• Task details: Provide an exact reproduction of every entry.

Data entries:
==============================

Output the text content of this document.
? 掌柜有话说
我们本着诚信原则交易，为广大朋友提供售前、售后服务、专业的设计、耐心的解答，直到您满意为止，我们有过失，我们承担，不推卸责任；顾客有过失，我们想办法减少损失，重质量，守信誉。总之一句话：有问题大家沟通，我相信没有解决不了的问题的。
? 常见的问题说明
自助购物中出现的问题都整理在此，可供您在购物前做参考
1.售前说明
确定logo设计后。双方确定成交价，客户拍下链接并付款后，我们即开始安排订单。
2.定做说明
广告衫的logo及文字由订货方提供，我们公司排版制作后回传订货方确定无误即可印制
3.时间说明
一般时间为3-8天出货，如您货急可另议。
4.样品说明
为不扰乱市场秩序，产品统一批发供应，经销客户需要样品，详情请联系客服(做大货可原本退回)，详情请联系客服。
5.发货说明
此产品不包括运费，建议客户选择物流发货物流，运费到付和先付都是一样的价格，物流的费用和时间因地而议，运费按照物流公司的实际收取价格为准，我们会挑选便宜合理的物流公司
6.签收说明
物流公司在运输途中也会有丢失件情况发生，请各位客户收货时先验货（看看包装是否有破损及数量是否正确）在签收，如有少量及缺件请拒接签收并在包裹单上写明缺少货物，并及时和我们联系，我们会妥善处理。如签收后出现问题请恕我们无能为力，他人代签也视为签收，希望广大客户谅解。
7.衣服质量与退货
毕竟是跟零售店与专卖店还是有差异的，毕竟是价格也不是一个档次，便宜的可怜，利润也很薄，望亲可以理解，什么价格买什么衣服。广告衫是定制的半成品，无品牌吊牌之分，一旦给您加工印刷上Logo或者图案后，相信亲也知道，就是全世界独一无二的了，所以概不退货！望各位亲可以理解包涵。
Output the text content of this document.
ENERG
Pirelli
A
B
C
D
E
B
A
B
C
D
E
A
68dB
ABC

==============================

• Answer for the task:
Output the text content of this document.
? 掌柜有话说
我们本着诚信原则交易，为广大朋友提供售前、售后服务、专业的设计、耐心的解答，直到您满意为止，我们有过失，我们承担，不推卸责任；顾客有过失，我们想办法减少损失，重质量，守信誉。总之一句话：有问题大家沟通，我相信没有解决不了的问题的。
? 常见的问题说明
自助购物中出现的问题都整理在此，可供您在购物前做参考
1.售前说明
确定logo设计后。双方确定成交价，客户拍下链接并付款后，我们即开始安排订单。
2.定做说明
广告衫的logo及文字由订货方提供，我们公司排版制作后回传订货方确定无误即可印制
3.时间说明
一般时间为3-8天出货，如您货急可另议。
4.样品说明
为不扰乱市场秩序，产品统一批发供应，经销客户需要样品，详情请联系客服(做大货可原本退回)，详情请联系客服。
5.发货说明
此产品不包括运费，建议客户选择物流发货物流，运费到付和先付都是一样的价格，物流的费用和时间因地而议，运费按照物流公司的实际收取价格为准，我们会挑选便宜合理的物流公司
6.签收说明
物流公司在运输途中也会有丢失件情况发生，请各位客户收货时先验货（看看包装是否有破损及数量是否正确）在签收，如有少量及缺件请拒接签收并在包裹单上写明缺少货物，并及时和我们联系，我们会妥善处理。如签收后出现问题请恕我们无能为力，他人代签也视为签收，希望广大客户谅解。
7.衣服质量与退货
毕竟是跟零售店与专卖店还是有差异的，毕竟是价格也不是一个档次，便宜的可怜，利润也很薄，望亲可以理解，什么价格买什么衣服。广告衫是定制的半成品，无品牌吊牌之分，一旦给您加工印刷上Logo或者图案后，相信亲也知道，就是全世界独一无二的了，所以概不退货！望各位亲可以理解包涵。
Output the text content of this document.
ENERG
Pirelli
A
B
C
D
E
B
A
B
C
D
E
A
68dB
ABC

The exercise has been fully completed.